# Start of Records shown

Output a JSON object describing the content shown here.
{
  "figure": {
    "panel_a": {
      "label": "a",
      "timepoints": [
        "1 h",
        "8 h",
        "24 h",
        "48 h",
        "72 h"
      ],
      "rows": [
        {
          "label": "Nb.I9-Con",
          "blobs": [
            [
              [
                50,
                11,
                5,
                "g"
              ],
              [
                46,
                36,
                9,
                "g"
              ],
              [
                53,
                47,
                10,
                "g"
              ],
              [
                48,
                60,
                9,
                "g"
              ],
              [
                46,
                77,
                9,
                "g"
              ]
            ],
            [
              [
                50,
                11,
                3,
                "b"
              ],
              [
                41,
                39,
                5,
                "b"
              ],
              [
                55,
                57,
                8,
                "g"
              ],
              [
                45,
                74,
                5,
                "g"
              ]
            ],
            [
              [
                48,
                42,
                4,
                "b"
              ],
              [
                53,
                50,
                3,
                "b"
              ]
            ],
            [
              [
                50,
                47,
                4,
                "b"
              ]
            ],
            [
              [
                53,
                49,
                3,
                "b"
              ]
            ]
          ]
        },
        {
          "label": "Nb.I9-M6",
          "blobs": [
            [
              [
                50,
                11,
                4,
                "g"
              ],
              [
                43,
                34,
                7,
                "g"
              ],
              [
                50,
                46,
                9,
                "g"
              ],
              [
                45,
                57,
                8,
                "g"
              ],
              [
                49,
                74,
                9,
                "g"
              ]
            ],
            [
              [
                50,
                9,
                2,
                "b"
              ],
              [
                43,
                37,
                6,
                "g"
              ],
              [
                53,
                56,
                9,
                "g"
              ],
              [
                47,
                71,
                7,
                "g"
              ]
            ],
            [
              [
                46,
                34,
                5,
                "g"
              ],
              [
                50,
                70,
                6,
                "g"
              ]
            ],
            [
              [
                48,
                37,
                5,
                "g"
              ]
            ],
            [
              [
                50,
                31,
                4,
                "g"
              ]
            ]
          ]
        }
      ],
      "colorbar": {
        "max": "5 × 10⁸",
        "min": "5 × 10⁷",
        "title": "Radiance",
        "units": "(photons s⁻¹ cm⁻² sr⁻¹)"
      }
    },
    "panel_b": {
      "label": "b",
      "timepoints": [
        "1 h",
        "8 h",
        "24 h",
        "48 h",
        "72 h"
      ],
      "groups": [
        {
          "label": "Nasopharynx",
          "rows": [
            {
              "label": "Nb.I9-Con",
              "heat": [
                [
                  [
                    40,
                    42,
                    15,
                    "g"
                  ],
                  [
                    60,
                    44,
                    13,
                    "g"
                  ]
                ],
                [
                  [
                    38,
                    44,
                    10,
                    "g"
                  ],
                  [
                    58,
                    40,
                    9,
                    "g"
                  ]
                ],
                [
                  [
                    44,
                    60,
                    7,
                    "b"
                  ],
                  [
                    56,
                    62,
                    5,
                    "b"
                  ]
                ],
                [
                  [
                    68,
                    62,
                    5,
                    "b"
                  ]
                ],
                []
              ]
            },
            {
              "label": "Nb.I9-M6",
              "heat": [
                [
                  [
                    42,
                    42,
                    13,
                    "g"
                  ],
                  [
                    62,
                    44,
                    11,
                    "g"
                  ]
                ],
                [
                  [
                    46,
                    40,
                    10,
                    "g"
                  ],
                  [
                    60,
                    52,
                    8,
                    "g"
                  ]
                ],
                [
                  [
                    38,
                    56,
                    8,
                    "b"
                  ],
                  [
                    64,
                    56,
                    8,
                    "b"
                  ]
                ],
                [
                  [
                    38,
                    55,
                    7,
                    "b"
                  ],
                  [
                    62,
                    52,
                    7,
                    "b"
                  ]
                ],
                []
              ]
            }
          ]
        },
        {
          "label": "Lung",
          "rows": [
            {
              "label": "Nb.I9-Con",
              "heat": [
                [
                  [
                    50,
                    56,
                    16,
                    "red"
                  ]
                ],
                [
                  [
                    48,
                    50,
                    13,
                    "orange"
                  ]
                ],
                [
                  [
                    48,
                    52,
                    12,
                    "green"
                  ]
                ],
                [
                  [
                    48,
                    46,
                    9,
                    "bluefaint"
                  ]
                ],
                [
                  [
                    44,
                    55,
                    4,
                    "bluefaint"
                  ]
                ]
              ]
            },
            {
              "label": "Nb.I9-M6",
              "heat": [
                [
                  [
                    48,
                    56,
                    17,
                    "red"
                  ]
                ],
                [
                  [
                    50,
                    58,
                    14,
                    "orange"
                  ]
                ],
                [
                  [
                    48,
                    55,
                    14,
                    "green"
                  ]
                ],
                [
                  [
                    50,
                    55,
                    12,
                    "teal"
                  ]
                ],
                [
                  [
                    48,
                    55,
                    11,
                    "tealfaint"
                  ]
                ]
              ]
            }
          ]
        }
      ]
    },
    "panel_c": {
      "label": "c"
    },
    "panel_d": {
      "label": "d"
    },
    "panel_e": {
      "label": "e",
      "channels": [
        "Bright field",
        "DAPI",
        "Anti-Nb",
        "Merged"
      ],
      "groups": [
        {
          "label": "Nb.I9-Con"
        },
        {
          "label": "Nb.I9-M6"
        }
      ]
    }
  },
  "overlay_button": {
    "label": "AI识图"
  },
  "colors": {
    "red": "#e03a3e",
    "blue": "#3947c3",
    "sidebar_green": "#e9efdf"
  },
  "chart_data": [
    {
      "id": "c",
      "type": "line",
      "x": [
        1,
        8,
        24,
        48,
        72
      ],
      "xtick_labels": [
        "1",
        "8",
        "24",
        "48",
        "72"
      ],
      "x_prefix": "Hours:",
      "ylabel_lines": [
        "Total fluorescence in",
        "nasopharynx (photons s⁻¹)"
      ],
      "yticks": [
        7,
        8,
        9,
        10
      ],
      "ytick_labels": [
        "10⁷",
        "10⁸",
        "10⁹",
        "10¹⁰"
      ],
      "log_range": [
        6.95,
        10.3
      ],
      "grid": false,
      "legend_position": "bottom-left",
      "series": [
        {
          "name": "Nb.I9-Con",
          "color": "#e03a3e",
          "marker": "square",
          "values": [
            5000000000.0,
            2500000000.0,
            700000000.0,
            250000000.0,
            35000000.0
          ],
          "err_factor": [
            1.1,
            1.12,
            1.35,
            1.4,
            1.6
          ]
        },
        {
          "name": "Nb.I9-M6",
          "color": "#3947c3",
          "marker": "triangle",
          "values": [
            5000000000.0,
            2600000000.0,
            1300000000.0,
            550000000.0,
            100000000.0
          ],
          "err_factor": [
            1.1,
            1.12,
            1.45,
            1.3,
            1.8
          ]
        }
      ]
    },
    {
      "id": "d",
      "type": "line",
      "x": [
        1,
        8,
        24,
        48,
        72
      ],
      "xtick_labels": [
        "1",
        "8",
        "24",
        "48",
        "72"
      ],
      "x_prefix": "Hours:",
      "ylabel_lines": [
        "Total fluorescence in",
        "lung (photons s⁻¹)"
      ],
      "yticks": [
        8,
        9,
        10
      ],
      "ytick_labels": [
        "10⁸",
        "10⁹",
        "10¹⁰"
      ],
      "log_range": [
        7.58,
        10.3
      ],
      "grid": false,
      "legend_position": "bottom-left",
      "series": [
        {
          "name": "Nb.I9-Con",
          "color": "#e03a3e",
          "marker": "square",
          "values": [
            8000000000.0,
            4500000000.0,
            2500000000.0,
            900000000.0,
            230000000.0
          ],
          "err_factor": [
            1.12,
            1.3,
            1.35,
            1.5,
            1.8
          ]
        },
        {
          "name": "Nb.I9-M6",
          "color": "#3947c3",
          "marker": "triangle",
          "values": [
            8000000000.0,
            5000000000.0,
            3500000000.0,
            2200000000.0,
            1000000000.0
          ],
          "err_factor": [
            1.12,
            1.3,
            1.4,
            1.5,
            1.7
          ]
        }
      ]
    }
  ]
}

# End of Records shown

» Stated goal:
Repeat every line of the material exactly as given.

» Result of this exercise:
Output a JSON object describing the content shown here.
{
  "figure": {
    "panel_a": {
      "label": "a",
      "timepoints": [
        "1 h",
        "8 h",
        "24 h",
        "48 h",
        "72 h"
      ],
      "rows": [
        {
          "label": "Nb.I9-Con",
          "blobs": [
            [
              [
                50,
                11,
                5,
                "g"
              ],
              [
                46,
                36,
                9,
                "g"
              ],
              [
                53,
                47,
                10,
                "g"
              ],
              [
                48,
                60,
                9,
                "g"
              ],
              [
                46,
                77,
                9,
                "g"
              ]
            ],
            [
              [
                50,
                11,
                3,
                "b"
              ],
              [
                41,
                39,
                5,
                "b"
              ],
              [
                55,
                57,
                8,
                "g"
              ],
              [
                45,
                74,
                5,
                "g"
              ]
            ],
            [
              [
                48,
                42,
                4,
                "b"
              ],
              [
                53,
                50,
                3,
                "b"
              ]
            ],
            [
              [
                50,
                47,
                4,
                "b"
              ]
            ],
            [
              [
                53,
                49,
                3,
                "b"
              ]
            ]
          ]
        },
        {
          "label": "Nb.I9-M6",
          "blobs": [
            [
              [
                50,
                11,
                4,
                "g"
              ],
              [
                43,
                34,
                7,
                "g"
              ],
              [
                50,
                46,
                9,
                "g"
              ],
              [
                45,
                57,
                8,
                "g"
              ],
              [
                49,
                74,
                9,
                "g"
              ]
            ],
            [
              [
                50,
                9,
                2,
                "b"
              ],
              [
                43,
                37,
                6,
                "g"
              ],
              [
                53,
                56,
                9,
                "g"
              ],
              [
                47,
                71,
                7,
                "g"
              ]
            ],
            [
              [
                46,
                34,
                5,
                "g"
              ],
              [
                50,
                70,
                6,
                "g"
              ]
            ],
            [
              [
                48,
                37,
                5,
                "g"
              ]
            ],
            [
              [
                50,
                31,
                4,
                "g"
              ]
            ]
          ]
        }
      ],
      "colorbar": {
        "max": "5 × 10⁸",
        "min": "5 × 10⁷",
        "title": "Radiance",
        "units": "(photons s⁻¹ cm⁻² sr⁻¹)"
      }
    },
    "panel_b": {
      "label": "b",
      "timepoints": [
        "1 h",
        "8 h",
        "24 h",
        "48 h",
        "72 h"
      ],
      "groups": [
        {
          "label": "Nasopharynx",
          "rows": [
            {
              "label": "Nb.I9-Con",
              "heat": [
                [
                  [
                    40,
                    42,
                    15,
                    "g"
                  ],
                  [
                    60,
                    44,
                    13,
                    "g"
                  ]
                ],
                [
                  [
                    38,
                    44,
                    10,
                    "g"
                  ],
                  [
                    58,
                    40,
                    9,
                    "g"
                  ]
                ],
                [
                  [
                    44,
                    60,
                    7,
                    "b"
                  ],
                  [
                    56,
                    62,
                    5,
                    "b"
                  ]
                ],
                [
                  [
                    68,
                    62,
                    5,
                    "b"
                  ]
                ],
                []
              ]
            },
            {
              "label": "Nb.I9-M6",
              "heat": [
                [
                  [
                    42,
                    42,
                    13,
                    "g"
                  ],
                  [
                    62,
                    44,
                    11,
                    "g"
                  ]
                ],
                [
                  [
                    46,
                    40,
                    10,
                    "g"
                  ],
                  [
                    60,
                    52,
                    8,
                    "g"
                  ]
                ],
                [
                  [
                    38,
                    56,
                    8,
                    "b"
                  ],
                  [
                    64,
                    56,
                    8,
                    "b"
                  ]
                ],
                [
                  [
                    38,
                    55,
                    7,
                    "b"
                  ],
                  [
                    62,
                    52,
                    7,
                    "b"
                  ]
                ],
                []
              ]
            }
          ]
        },
        {
          "label": "Lung",
          "rows": [
            {
              "label": "Nb.I9-Con",
              "heat": [
                [
                  [
                    50,
                    56,
                    16,
                    "red"
                  ]
                ],
                [
                  [
                    48,
                    50,
                    13,
                    "orange"
                  ]
                ],
                [
                  [
                    48,
                    52,
                    12,
                    "green"
                  ]
                ],
                [
                  [
                    48,
                    46,
                    9,
                    "bluefaint"
                  ]
                ],
                [
                  [
                    44,
                    55,
                    4,
                    "bluefaint"
                  ]
                ]
              ]
            },
            {
              "label": "Nb.I9-M6",
              "heat": [
                [
                  [
                    48,
                    56,
                    17,
                    "red"
                  ]
                ],
                [
                  [
                    50,
                    58,
                    14,
                    "orange"
                  ]
                ],
                [
                  [
                    48,
                    55,
                    14,
                    "green"
                  ]
                ],
                [
                  [
                    50,
                    55,
                    12,
                    "teal"
                  ]
                ],
                [
                  [
                    48,
                    55,
                    11,
                    "tealfaint"
                  ]
                ]
              ]
            }
          ]
        }
      ]
    },
    "panel_c": {
      "label": "c"
    },
    "panel_d": {
      "label": "d"
    },
    "panel_e": {
      "label": "e",
      "channels": [
        "Bright field",
        "DAPI",
        "Anti-Nb",
        "Merged"
      ],
      "groups": [
        {
          "label": "Nb.I9-Con"
        },
        {
          "label": "Nb.I9-M6"
        }
      ]
    }
  },
  "overlay_button": {
    "label": "AI识图"
  },
  "colors": {
    "red": "#e03a3e",
    "blue": "#3947c3",
    "sidebar_green": "#e9efdf"
  },
  "chart_data": [
    {
      "id": "c",
      "type": "line",
      "x": [
        1,
        8,
        24,
        48,
        72
      ],
      "xtick_labels": [
        "1",
        "8",
        "24",
        "48",
        "72"
      ],
      "x_prefix": "Hours:",
      "ylabel_lines": [
        "Total fluorescence in",
        "nasopharynx (photons s⁻¹)"
      ],
      "yticks": [
        7,
        8,
        9,
        10
      ],
      "ytick_labels": [
        "10⁷",
        "10⁸",
        "10⁹",
        "10¹⁰"
      ],
      "log_range": [
        6.95,
        10.3
      ],
      "grid": false,
      "legend_position": "bottom-left",
      "series": [
        {
          "name": "Nb.I9-Con",
          "color": "#e03a3e",
          "marker": "square",
          "values": [
            5000000000.0,
            2500000000.0,
            700000000.0,
            250000000.0,
            35000000.0
          ],
          "err_factor": [
            1.1,
            1.12,
            1.35,
            1.4,
            1.6
          ]
        },
        {
          "name": "Nb.I9-M6",
          "color": "#3947c3",
          "marker": "triangle",
          "values": [
            5000000000.0,
            2600000000.0,
            1300000000.0,
            550000000.0,
            100000000.0
          ],
          "err_factor": [
            1.1,
            1.12,
            1.45,
            1.3,
            1.8
          ]
        }
      ]
    },
    {
      "id": "d",
      "type": "line",
      "x": [
        1,
        8,
        24,
        48,
        72
      ],
      "xtick_labels": [
        "1",
        "8",
        "24",
        "48",
        "72"
      ],
      "x_prefix": "Hours:",
      "ylabel_lines": [
        "Total fluorescence in",
        "lung (photons s⁻¹)"
      ],
      "yticks": [
        8,
        9,
        10
      ],
      "ytick_labels": [
        "10⁸",
        "10⁹",
        "10¹⁰"
      ],
      "log_range": [
        7.58,
        10.3
      ],
      "grid": false,
      "legend_position": "bottom-left",
      "series": [
        {
          "name": "Nb.I9-Con",
          "color": "#e03a3e",
          "marker": "square",
          "values": [
            8000000000.0,
            4500000000.0,
            2500000000.0,
            900000000.0,
            230000000.0
          ],
          "err_factor": [
            1.12,
            1.3,
            1.35,
            1.5,
            1.8
          ]
        },
        {
          "name": "Nb.I9-M6",
          "color": "#3947c3",
          "marker": "triangle",
          "values": [
            8000000000.0,
            5000000000.0,
            3500000000.0,
            2200000000.0,
            1000000000.0
          ],
          "err_factor": [
            1.12,
            1.3,
            1.4,
            1.5,
            1.7
          ]
        }
      ]
    }
  ]
}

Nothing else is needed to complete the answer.